Problem - Transcribe every entry word for word, but skip the images.

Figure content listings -
+--
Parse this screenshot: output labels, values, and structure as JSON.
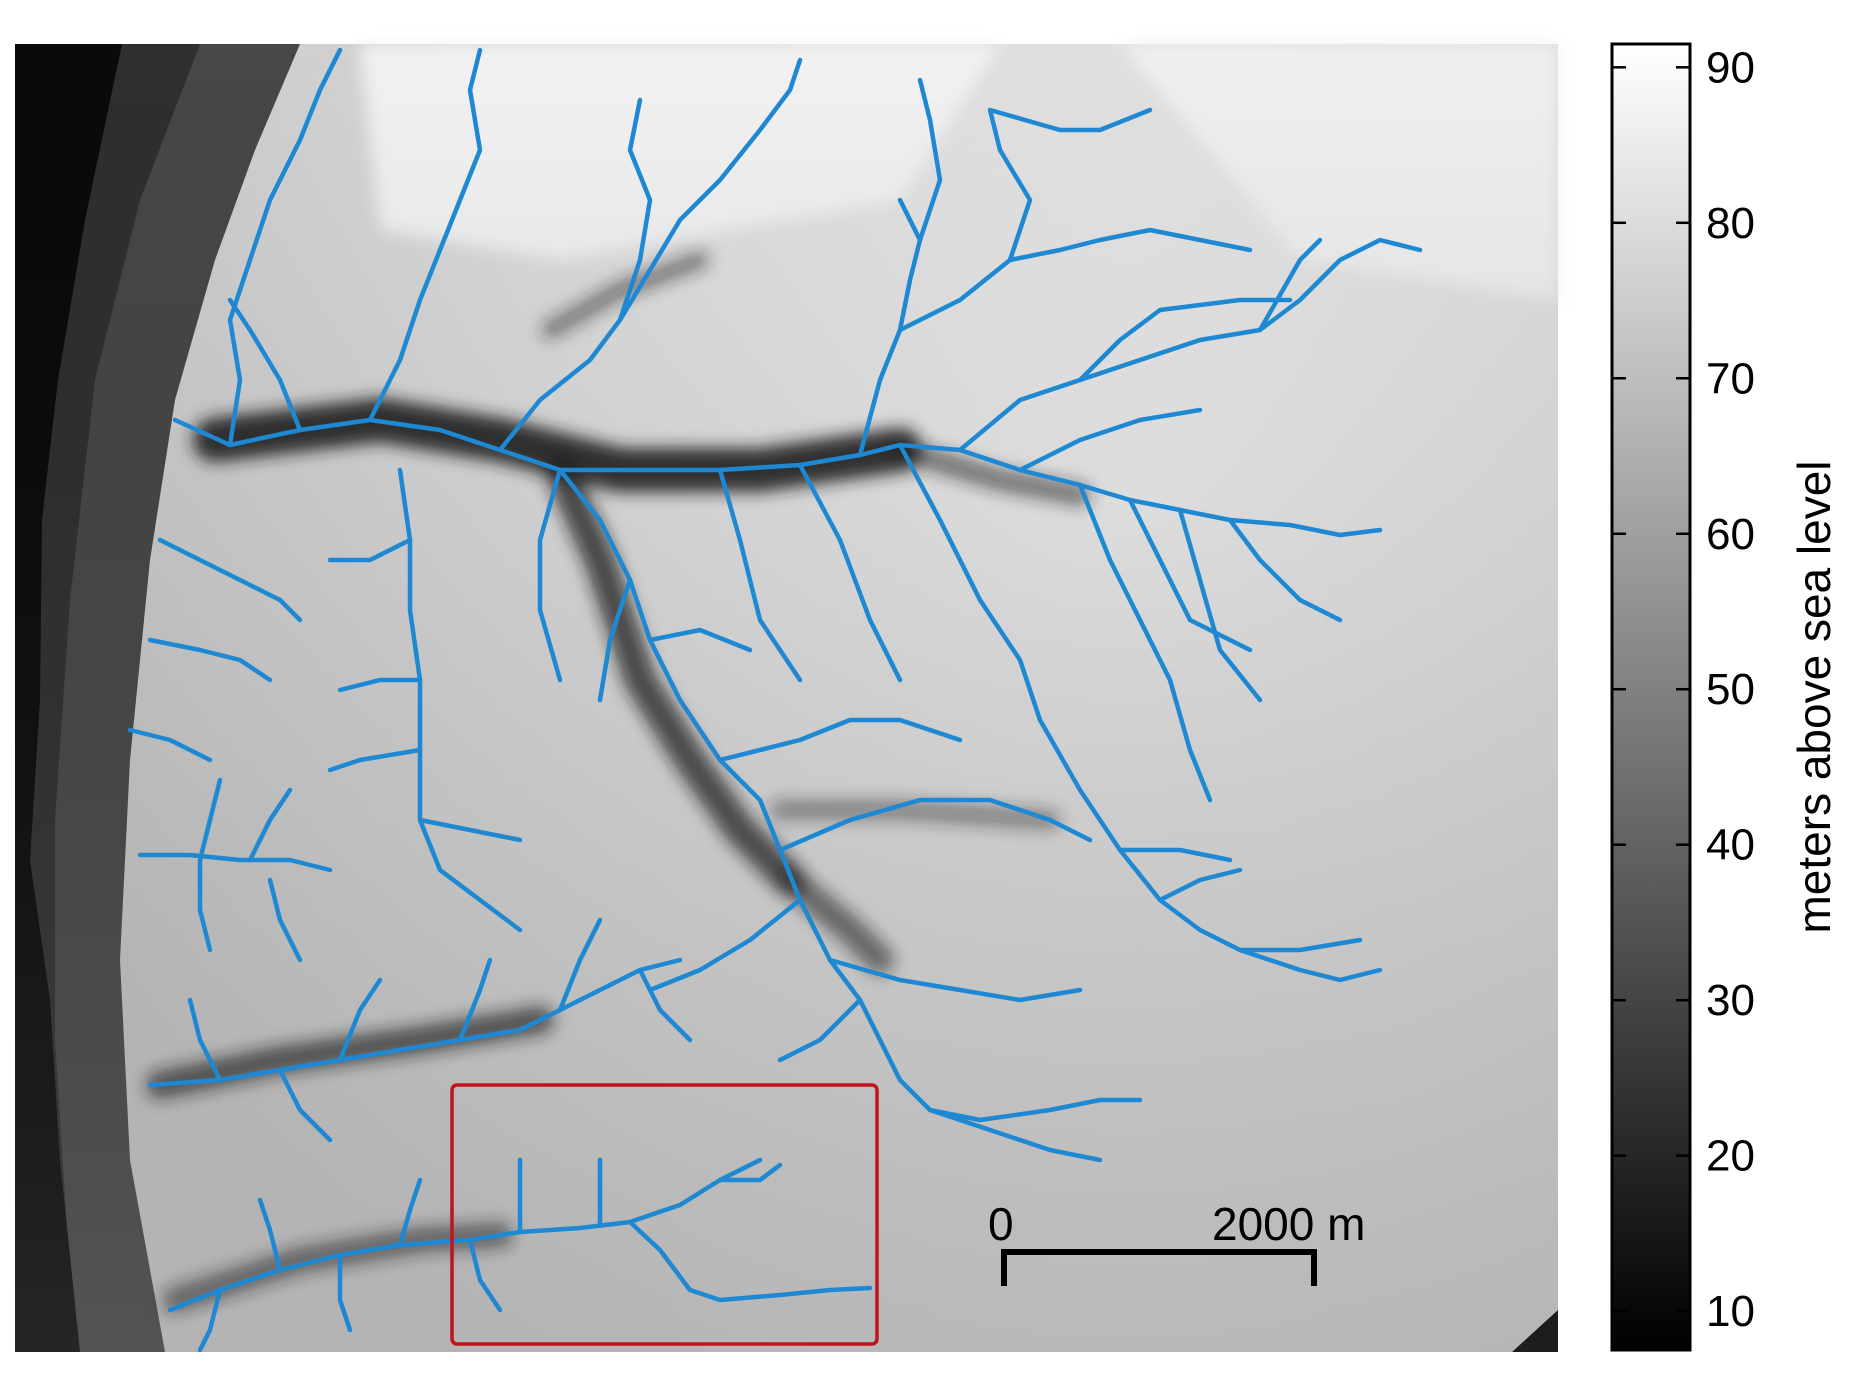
{
  "colorbar": {
    "title": "meters above sea level",
    "ticks": [
      "10",
      "20",
      "30",
      "40",
      "50",
      "60",
      "70",
      "80",
      "90"
    ],
    "range": [
      7.5,
      91.5
    ]
  },
  "scale_bar": {
    "start_label": "0",
    "end_label": "2000 m"
  },
  "colors": {
    "channel": "#1e88d2",
    "highlight_box": "#c0141a",
    "river": "#0a0a0a"
  }
}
+--
Solution for this problem -
Parse this screenshot: output labels, values, and structure as JSON.
{
  "colorbar": {
    "title": "meters above sea level",
    "ticks": [
      "10",
      "20",
      "30",
      "40",
      "50",
      "60",
      "70",
      "80",
      "90"
    ],
    "range": [
      7.5,
      91.5
    ]
  },
  "scale_bar": {
    "start_label": "0",
    "end_label": "2000 m"
  },
  "colors": {
    "channel": "#1e88d2",
    "highlight_box": "#c0141a",
    "river": "#0a0a0a"
  }
}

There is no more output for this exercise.